Omit the images, then print each record below exactly as it reads.

Data tied to figure images:
──────────────────────────────

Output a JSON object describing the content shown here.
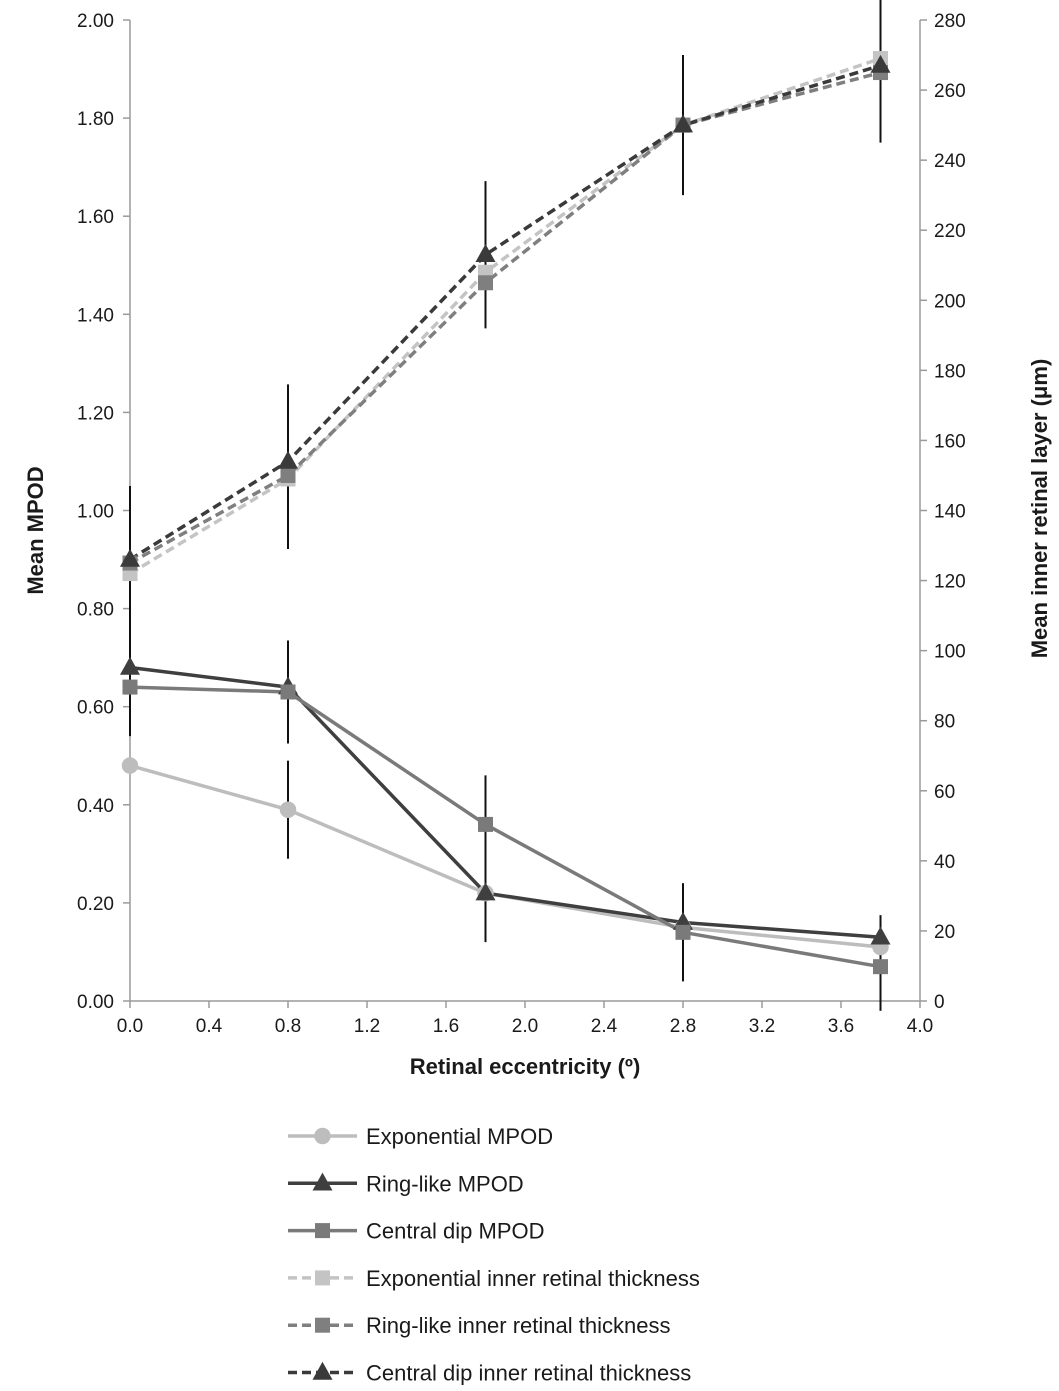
{
  "chart_data": {
    "type": "line",
    "xlabel": "Retinal eccentricity (º)",
    "ylabel_left": "Mean MPOD",
    "ylabel_right": "Mean inner retinal layer (μm)",
    "xlim": [
      0,
      4
    ],
    "ylim_left": [
      0,
      2
    ],
    "ylim_right": [
      0,
      280
    ],
    "x_ticks": [
      "0.0",
      "0.4",
      "0.8",
      "1.2",
      "1.6",
      "2.0",
      "2.4",
      "2.8",
      "3.2",
      "3.6",
      "4.0"
    ],
    "y_left_ticks": [
      "0.00",
      "0.20",
      "0.40",
      "0.60",
      "0.80",
      "1.00",
      "1.20",
      "1.40",
      "1.60",
      "1.80",
      "2.00"
    ],
    "y_right_ticks": [
      "0",
      "20",
      "40",
      "60",
      "80",
      "100",
      "120",
      "140",
      "160",
      "180",
      "200",
      "220",
      "240",
      "260",
      "280"
    ],
    "grid": false,
    "legend_position": "bottom",
    "x": [
      0.0,
      0.8,
      1.8,
      2.8,
      3.8
    ],
    "series": [
      {
        "name": "Exponential MPOD",
        "axis": "left",
        "marker": "circle",
        "dash": "solid",
        "color": "#bdbdbd",
        "values": [
          0.48,
          0.39,
          0.22,
          0.15,
          0.11
        ],
        "error": [
          null,
          0.1,
          0.1,
          null,
          null
        ]
      },
      {
        "name": "Ring-like MPOD",
        "axis": "left",
        "marker": "triangle",
        "dash": "solid",
        "color": "#3f3f3f",
        "values": [
          0.68,
          0.64,
          0.22,
          0.16,
          0.13
        ],
        "error": [
          0.085,
          0.09,
          null,
          0.08,
          0.045
        ]
      },
      {
        "name": "Central dip MPOD",
        "axis": "left",
        "marker": "square",
        "dash": "solid",
        "color": "#7a7a7a",
        "values": [
          0.64,
          0.63,
          0.36,
          0.14,
          0.07
        ],
        "error": [
          0.1,
          0.105,
          0.1,
          0.1,
          0.09
        ]
      },
      {
        "name": "Exponential inner retinal thickness",
        "axis": "right",
        "marker": "square",
        "dash": "dashed",
        "color": "#c4c4c4",
        "values": [
          122,
          149,
          208,
          250,
          269
        ],
        "error": [
          null,
          null,
          null,
          null,
          null
        ]
      },
      {
        "name": "Ring-like inner retinal thickness",
        "axis": "right",
        "marker": "square",
        "dash": "dashed",
        "color": "#7f7f7f",
        "values": [
          125,
          150,
          205,
          250,
          265
        ],
        "error": [
          null,
          21,
          12,
          null,
          19
        ]
      },
      {
        "name": "Central dip inner retinal thickness",
        "axis": "right",
        "marker": "triangle",
        "dash": "dashed",
        "color": "#3a3a3a",
        "values": [
          126,
          154,
          213,
          250,
          267
        ],
        "error": [
          21,
          22,
          21,
          20,
          22
        ]
      }
    ]
  }
}
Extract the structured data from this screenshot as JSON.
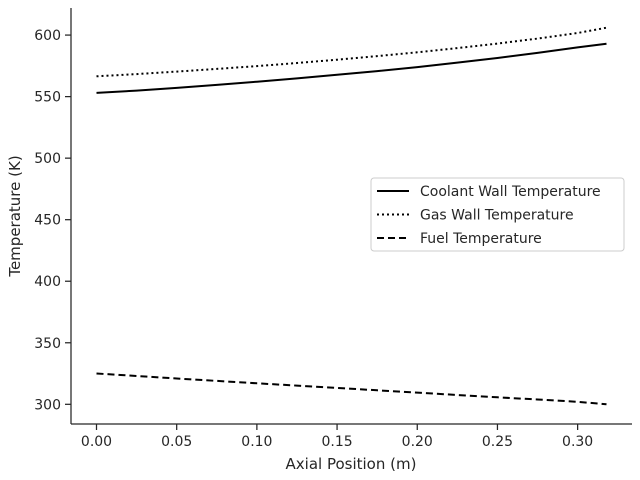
{
  "chart_data": {
    "type": "line",
    "title": "",
    "xlabel": "Axial Position (m)",
    "ylabel": "Temperature (K)",
    "xlim": [
      -0.0159,
      0.3339
    ],
    "ylim": [
      284,
      622
    ],
    "xticks": [
      0.0,
      0.05,
      0.1,
      0.15,
      0.2,
      0.25,
      0.3
    ],
    "xtick_labels": [
      "0.00",
      "0.05",
      "0.10",
      "0.15",
      "0.20",
      "0.25",
      "0.30"
    ],
    "yticks": [
      300,
      350,
      400,
      450,
      500,
      550,
      600
    ],
    "ytick_labels": [
      "300",
      "350",
      "400",
      "450",
      "500",
      "550",
      "600"
    ],
    "grid": false,
    "legend_position": "center-right",
    "x": [
      0.0,
      0.025,
      0.05,
      0.075,
      0.1,
      0.125,
      0.15,
      0.175,
      0.2,
      0.225,
      0.25,
      0.275,
      0.3,
      0.318
    ],
    "series": [
      {
        "name": "Coolant Wall Temperature",
        "style": "solid",
        "color": "#000000",
        "values": [
          553.0,
          554.9,
          557.1,
          559.5,
          562.1,
          564.8,
          567.7,
          570.7,
          574.0,
          577.6,
          581.4,
          585.5,
          590.0,
          593.0
        ]
      },
      {
        "name": "Gas Wall Temperature",
        "style": "dotted",
        "color": "#000000",
        "values": [
          566.5,
          568.3,
          570.3,
          572.5,
          574.8,
          577.3,
          580.0,
          582.9,
          586.0,
          589.4,
          593.1,
          597.1,
          601.7,
          606.0
        ]
      },
      {
        "name": "Fuel Temperature",
        "style": "dashed",
        "color": "#000000",
        "values": [
          325.0,
          323.0,
          321.0,
          319.0,
          317.1,
          315.2,
          313.3,
          311.4,
          309.5,
          307.6,
          305.7,
          303.9,
          302.0,
          300.0
        ]
      }
    ]
  }
}
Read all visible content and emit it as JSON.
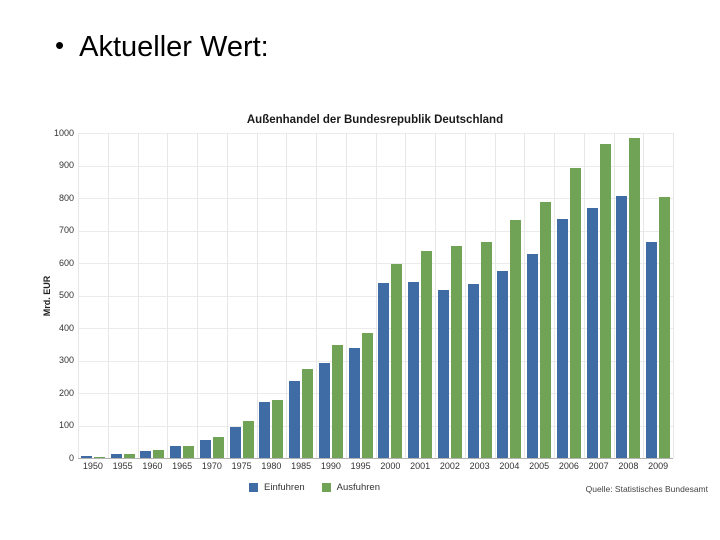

──────────────────────────────

Solution to this task:
Output a JSON object describing the content shown here.
{
  "chart_data": {
    "type": "line",
    "xlabel": "Retinal eccentricity (º)",
    "ylabel_left": "Mean MPOD",
    "ylabel_right": "Mean inner retinal layer (μm)",
    "xlim": [
      0,
      4
    ],
    "ylim_left": [
      0,
      2
    ],
    "ylim_right": [
      0,
      280
    ],
    "x_ticks": [
      "0.0",
      "0.4",
      "0.8",
      "1.2",
      "1.6",
      "2.0",
      "2.4",
      "2.8",
      "3.2",
      "3.6",
      "4.0"
    ],
    "y_left_ticks": [
      "0.00",
      "0.20",
      "0.40",
      "0.60",
      "0.80",
      "1.00",
      "1.20",
      "1.40",
      "1.60",
      "1.80",
      "2.00"
    ],
    "y_right_ticks": [
      "0",
      "20",
      "40",
      "60",
      "80",
      "100",
      "120",
      "140",
      "160",
      "180",
      "200",
      "220",
      "240",
      "260",
      "280"
    ],
    "grid": false,
    "legend_position": "bottom",
    "x": [
      0.0,
      0.8,
      1.8,
      2.8,
      3.8
    ],
    "series": [
      {
        "name": "Exponential MPOD",
        "axis": "left",
        "marker": "circle",
        "dash": "solid",
        "color": "#bdbdbd",
        "values": [
          0.48,
          0.39,
          0.22,
          0.15,
          0.11
        ],
        "error": [
          null,
          0.1,
          0.1,
          null,
          null
        ]
      },
      {
        "name": "Ring-like MPOD",
        "axis": "left",
        "marker": "triangle",
        "dash": "solid",
        "color": "#3f3f3f",
        "values": [
          0.68,
          0.64,
          0.22,
          0.16,
          0.13
        ],
        "error": [
          0.085,
          0.09,
          null,
          0.08,
          0.045
        ]
      },
      {
        "name": "Central dip MPOD",
        "axis": "left",
        "marker": "square",
        "dash": "solid",
        "color": "#7a7a7a",
        "values": [
          0.64,
          0.63,
          0.36,
          0.14,
          0.07
        ],
        "error": [
          0.1,
          0.105,
          0.1,
          0.1,
          0.09
        ]
      },
      {
        "name": "Exponential inner retinal thickness",
        "axis": "right",
        "marker": "square",
        "dash": "dashed",
        "color": "#c4c4c4",
        "values": [
          122,
          149,
          208,
          250,
          269
        ],
        "error": [
          null,
          null,
          null,
          null,
          null
        ]
      },
      {
        "name": "Ring-like inner retinal thickness",
        "axis": "right",
        "marker": "square",
        "dash": "dashed",
        "color": "#7f7f7f",
        "values": [
          125,
          150,
          205,
          250,
          265
        ],
        "error": [
          null,
          21,
          12,
          null,
          19
        ]
      },
      {
        "name": "Central dip inner retinal thickness",
        "axis": "right",
        "marker": "triangle",
        "dash": "dashed",
        "color": "#3a3a3a",
        "values": [
          126,
          154,
          213,
          250,
          267
        ],
        "error": [
          21,
          22,
          21,
          20,
          22
        ]
      }
    ]
  }
}
Extract the structured data from this screenshot as JSON.
{
  "chart_data": {
    "type": "line",
    "title": "",
    "xlabel": "Axial Position (m)",
    "ylabel": "Temperature (K)",
    "xlim": [
      -0.0159,
      0.3339
    ],
    "ylim": [
      284,
      622
    ],
    "xticks": [
      0.0,
      0.05,
      0.1,
      0.15,
      0.2,
      0.25,
      0.3
    ],
    "xtick_labels": [
      "0.00",
      "0.05",
      "0.10",
      "0.15",
      "0.20",
      "0.25",
      "0.30"
    ],
    "yticks": [
      300,
      350,
      400,
      450,
      500,
      550,
      600
    ],
    "ytick_labels": [
      "300",
      "350",
      "400",
      "450",
      "500",
      "550",
      "600"
    ],
    "grid": false,
    "legend_position": "center-right",
    "x": [
      0.0,
      0.025,
      0.05,
      0.075,
      0.1,
      0.125,
      0.15,
      0.175,
      0.2,
      0.225,
      0.25,
      0.275,
      0.3,
      0.318
    ],
    "series": [
      {
        "name": "Coolant Wall Temperature",
        "style": "solid",
        "color": "#000000",
        "values": [
          553.0,
          554.9,
          557.1,
          559.5,
          562.1,
          564.8,
          567.7,
          570.7,
          574.0,
          577.6,
          581.4,
          585.5,
          590.0,
          593.0
        ]
      },
      {
        "name": "Gas Wall Temperature",
        "style": "dotted",
        "color": "#000000",
        "values": [
          566.5,
          568.3,
          570.3,
          572.5,
          574.8,
          577.3,
          580.0,
          582.9,
          586.0,
          589.4,
          593.1,
          597.1,
          601.7,
          606.0
        ]
      },
      {
        "name": "Fuel Temperature",
        "style": "dashed",
        "color": "#000000",
        "values": [
          325.0,
          323.0,
          321.0,
          319.0,
          317.1,
          315.2,
          313.3,
          311.4,
          309.5,
          307.6,
          305.7,
          303.9,
          302.0,
          300.0
        ]
      }
    ]
  }
}
Read all visible content and emit it as JSON.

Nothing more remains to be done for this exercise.